EXERCISE REQUIREMENTS:
Copy the data precisely, keeping every character.

MATERIAL SUPPLIED:
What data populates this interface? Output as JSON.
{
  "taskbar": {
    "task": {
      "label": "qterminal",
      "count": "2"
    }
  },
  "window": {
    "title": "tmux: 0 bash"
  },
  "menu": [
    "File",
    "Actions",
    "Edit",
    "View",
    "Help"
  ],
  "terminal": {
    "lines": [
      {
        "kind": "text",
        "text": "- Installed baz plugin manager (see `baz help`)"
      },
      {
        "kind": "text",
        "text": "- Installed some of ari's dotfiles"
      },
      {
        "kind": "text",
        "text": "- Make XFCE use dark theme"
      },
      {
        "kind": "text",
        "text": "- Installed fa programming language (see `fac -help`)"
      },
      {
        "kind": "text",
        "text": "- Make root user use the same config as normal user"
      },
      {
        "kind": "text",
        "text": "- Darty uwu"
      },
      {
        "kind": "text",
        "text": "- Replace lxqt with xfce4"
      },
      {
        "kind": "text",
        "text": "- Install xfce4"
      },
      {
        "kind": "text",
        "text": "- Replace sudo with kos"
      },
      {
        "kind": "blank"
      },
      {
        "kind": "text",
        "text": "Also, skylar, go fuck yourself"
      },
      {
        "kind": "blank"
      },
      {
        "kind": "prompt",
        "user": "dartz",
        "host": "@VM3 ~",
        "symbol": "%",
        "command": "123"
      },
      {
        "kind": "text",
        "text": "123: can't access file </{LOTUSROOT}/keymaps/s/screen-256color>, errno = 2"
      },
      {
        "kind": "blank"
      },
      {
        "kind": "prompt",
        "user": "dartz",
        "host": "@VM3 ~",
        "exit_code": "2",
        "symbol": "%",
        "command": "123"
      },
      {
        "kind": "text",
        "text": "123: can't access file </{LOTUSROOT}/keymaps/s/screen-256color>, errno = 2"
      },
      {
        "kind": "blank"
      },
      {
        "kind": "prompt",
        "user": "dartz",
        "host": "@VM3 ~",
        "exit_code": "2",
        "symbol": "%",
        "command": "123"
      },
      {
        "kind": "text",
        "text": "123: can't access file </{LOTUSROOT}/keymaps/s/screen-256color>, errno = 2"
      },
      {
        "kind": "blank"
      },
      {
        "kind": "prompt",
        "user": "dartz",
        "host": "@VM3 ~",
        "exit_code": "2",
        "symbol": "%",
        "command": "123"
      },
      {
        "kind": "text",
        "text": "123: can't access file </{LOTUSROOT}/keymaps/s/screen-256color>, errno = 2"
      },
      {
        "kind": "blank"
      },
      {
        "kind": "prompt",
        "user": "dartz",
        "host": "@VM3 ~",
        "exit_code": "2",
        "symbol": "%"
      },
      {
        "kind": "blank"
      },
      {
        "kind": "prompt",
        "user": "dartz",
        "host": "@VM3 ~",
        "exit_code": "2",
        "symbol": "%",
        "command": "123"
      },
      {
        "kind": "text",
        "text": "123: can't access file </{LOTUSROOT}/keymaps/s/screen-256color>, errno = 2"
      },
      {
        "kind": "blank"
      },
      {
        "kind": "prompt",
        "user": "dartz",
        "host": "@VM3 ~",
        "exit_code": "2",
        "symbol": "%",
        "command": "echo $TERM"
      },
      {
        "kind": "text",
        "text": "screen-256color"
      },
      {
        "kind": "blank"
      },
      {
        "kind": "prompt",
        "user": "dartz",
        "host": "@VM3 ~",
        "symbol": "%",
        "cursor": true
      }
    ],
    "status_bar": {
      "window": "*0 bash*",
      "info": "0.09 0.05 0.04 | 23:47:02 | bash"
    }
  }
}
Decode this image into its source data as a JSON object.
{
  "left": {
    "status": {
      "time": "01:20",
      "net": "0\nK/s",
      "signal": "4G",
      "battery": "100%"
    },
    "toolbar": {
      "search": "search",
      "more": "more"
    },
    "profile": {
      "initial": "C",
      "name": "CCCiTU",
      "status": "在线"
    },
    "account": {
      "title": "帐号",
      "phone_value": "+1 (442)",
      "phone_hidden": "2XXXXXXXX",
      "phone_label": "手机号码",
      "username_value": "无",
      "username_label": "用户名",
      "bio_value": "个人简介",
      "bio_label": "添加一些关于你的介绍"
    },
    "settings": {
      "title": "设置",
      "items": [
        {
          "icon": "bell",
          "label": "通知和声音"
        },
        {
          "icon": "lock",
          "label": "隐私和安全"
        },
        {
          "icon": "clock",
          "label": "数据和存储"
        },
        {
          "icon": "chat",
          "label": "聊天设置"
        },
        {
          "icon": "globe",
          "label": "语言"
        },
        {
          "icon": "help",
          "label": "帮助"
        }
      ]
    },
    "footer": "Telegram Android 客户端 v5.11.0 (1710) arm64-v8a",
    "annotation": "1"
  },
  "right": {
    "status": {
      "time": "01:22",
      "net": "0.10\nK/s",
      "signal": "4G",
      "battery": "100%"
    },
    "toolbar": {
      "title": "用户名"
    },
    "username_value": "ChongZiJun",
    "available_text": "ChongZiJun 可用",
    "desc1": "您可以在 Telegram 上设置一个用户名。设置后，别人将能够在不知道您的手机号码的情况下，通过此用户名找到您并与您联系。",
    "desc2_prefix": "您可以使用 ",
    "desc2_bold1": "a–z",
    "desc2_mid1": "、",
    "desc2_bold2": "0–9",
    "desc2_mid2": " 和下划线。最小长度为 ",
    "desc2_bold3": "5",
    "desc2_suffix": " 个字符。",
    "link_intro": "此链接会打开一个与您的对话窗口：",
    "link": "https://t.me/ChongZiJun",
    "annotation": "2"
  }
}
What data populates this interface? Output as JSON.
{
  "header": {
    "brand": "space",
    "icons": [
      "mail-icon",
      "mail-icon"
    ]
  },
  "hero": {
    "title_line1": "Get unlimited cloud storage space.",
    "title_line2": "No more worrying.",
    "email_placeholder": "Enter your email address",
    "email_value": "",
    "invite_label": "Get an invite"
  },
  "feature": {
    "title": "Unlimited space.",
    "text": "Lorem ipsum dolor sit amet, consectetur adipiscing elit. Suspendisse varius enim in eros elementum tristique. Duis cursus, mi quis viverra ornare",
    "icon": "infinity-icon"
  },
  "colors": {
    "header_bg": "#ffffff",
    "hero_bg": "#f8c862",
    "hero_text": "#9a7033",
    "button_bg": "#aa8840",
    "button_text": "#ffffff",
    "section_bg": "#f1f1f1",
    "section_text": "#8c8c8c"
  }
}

RESULT:
What data populates this interface? Output as JSON.
{
  "taskbar": {
    "task": {
      "label": "qterminal",
      "count": "2"
    }
  },
  "window": {
    "title": "tmux: 0 bash"
  },
  "menu": [
    "File",
    "Actions",
    "Edit",
    "View",
    "Help"
  ],
  "terminal": {
    "lines": [
      {
        "kind": "text",
        "text": "- Installed baz plugin manager (see `baz help`)"
      },
      {
        "kind": "text",
        "text": "- Installed some of ari's dotfiles"
      },
      {
        "kind": "text",
        "text": "- Make XFCE use dark theme"
      },
      {
        "kind": "text",
        "text": "- Installed fa programming language (see `fac -help`)"
      },
      {
        "kind": "text",
        "text": "- Make root user use the same config as normal user"
      },
      {
        "kind": "text",
        "text": "- Darty uwu"
      },
      {
        "kind": "text",
        "text": "- Replace lxqt with xfce4"
      },
      {
        "kind": "text",
        "text": "- Install xfce4"
      },
      {
        "kind": "text",
        "text": "- Replace sudo with kos"
      },
      {
        "kind": "blank"
      },
      {
        "kind": "text",
        "text": "Also, skylar, go fuck yourself"
      },
      {
        "kind": "blank"
      },
      {
        "kind": "prompt",
        "user": "dartz",
        "host": "@VM3 ~",
        "symbol": "%",
        "command": "123"
      },
      {
        "kind": "text",
        "text": "123: can't access file </{LOTUSROOT}/keymaps/s/screen-256color>, errno = 2"
      },
      {
        "kind": "blank"
      },
      {
        "kind": "prompt",
        "user": "dartz",
        "host": "@VM3 ~",
        "exit_code": "2",
        "symbol": "%",
        "command": "123"
      },
      {
        "kind": "text",
        "text": "123: can't access file </{LOTUSROOT}/keymaps/s/screen-256color>, errno = 2"
      },
      {
        "kind": "blank"
      },
      {
        "kind": "prompt",
        "user": "dartz",
        "host": "@VM3 ~",
        "exit_code": "2",
        "symbol": "%",
        "command": "123"
      },
      {
        "kind": "text",
        "text": "123: can't access file </{LOTUSROOT}/keymaps/s/screen-256color>, errno = 2"
      },
      {
        "kind": "blank"
      },
      {
        "kind": "prompt",
        "user": "dartz",
        "host": "@VM3 ~",
        "exit_code": "2",
        "symbol": "%",
        "command": "123"
      },
      {
        "kind": "text",
        "text": "123: can't access file </{LOTUSROOT}/keymaps/s/screen-256color>, errno = 2"
      },
      {
        "kind": "blank"
      },
      {
        "kind": "prompt",
        "user": "dartz",
        "host": "@VM3 ~",
        "exit_code": "2",
        "symbol": "%"
      },
      {
        "kind": "blank"
      },
      {
        "kind": "prompt",
        "user": "dartz",
        "host": "@VM3 ~",
        "exit_code": "2",
        "symbol": "%",
        "command": "123"
      },
      {
        "kind": "text",
        "text": "123: can't access file </{LOTUSROOT}/keymaps/s/screen-256color>, errno = 2"
      },
      {
        "kind": "blank"
      },
      {
        "kind": "prompt",
        "user": "dartz",
        "host": "@VM3 ~",
        "exit_code": "2",
        "symbol": "%",
        "command": "echo $TERM"
      },
      {
        "kind": "text",
        "text": "screen-256color"
      },
      {
        "kind": "blank"
      },
      {
        "kind": "prompt",
        "user": "dartz",
        "host": "@VM3 ~",
        "symbol": "%",
        "cursor": true
      }
    ],
    "status_bar": {
      "window": "*0 bash*",
      "info": "0.09 0.05 0.04 | 23:47:02 | bash"
    }
  }
}
Decode this image into its source data as a JSON object.
{
  "left": {
    "status": {
      "time": "01:20",
      "net": "0\nK/s",
      "signal": "4G",
      "battery": "100%"
    },
    "toolbar": {
      "search": "search",
      "more": "more"
    },
    "profile": {
      "initial": "C",
      "name": "CCCiTU",
      "status": "在线"
    },
    "account": {
      "title": "帐号",
      "phone_value": "+1 (442)",
      "phone_hidden": "2XXXXXXXX",
      "phone_label": "手机号码",
      "username_value": "无",
      "username_label": "用户名",
      "bio_value": "个人简介",
      "bio_label": "添加一些关于你的介绍"
    },
    "settings": {
      "title": "设置",
      "items": [
        {
          "icon": "bell",
          "label": "通知和声音"
        },
        {
          "icon": "lock",
          "label": "隐私和安全"
        },
        {
          "icon": "clock",
          "label": "数据和存储"
        },
        {
          "icon": "chat",
          "label": "聊天设置"
        },
        {
          "icon": "globe",
          "label": "语言"
        },
        {
          "icon": "help",
          "label": "帮助"
        }
      ]
    },
    "footer": "Telegram Android 客户端 v5.11.0 (1710) arm64-v8a",
    "annotation": "1"
  },
  "right": {
    "status": {
      "time": "01:22",
      "net": "0.10\nK/s",
      "signal": "4G",
      "battery": "100%"
    },
    "toolbar": {
      "title": "用户名"
    },
    "username_value": "ChongZiJun",
    "available_text": "ChongZiJun 可用",
    "desc1": "您可以在 Telegram 上设置一个用户名。设置后，别人将能够在不知道您的手机号码的情况下，通过此用户名找到您并与您联系。",
    "desc2_prefix": "您可以使用 ",
    "desc2_bold1": "a–z",
    "desc2_mid1": "、",
    "desc2_bold2": "0–9",
    "desc2_mid2": " 和下划线。最小长度为 ",
    "desc2_bold3": "5",
    "desc2_suffix": " 个字符。",
    "link_intro": "此链接会打开一个与您的对话窗口：",
    "link": "https://t.me/ChongZiJun",
    "annotation": "2"
  }
}
What data populates this interface? Output as JSON.
{
  "header": {
    "brand": "space",
    "icons": [
      "mail-icon",
      "mail-icon"
    ]
  },
  "hero": {
    "title_line1": "Get unlimited cloud storage space.",
    "title_line2": "No more worrying.",
    "email_placeholder": "Enter your email address",
    "email_value": "",
    "invite_label": "Get an invite"
  },
  "feature": {
    "title": "Unlimited space.",
    "text": "Lorem ipsum dolor sit amet, consectetur adipiscing elit. Suspendisse varius enim in eros elementum tristique. Duis cursus, mi quis viverra ornare",
    "icon": "infinity-icon"
  },
  "colors": {
    "header_bg": "#ffffff",
    "hero_bg": "#f8c862",
    "hero_text": "#9a7033",
    "button_bg": "#aa8840",
    "button_text": "#ffffff",
    "section_bg": "#f1f1f1",
    "section_text": "#8c8c8c"
  }
}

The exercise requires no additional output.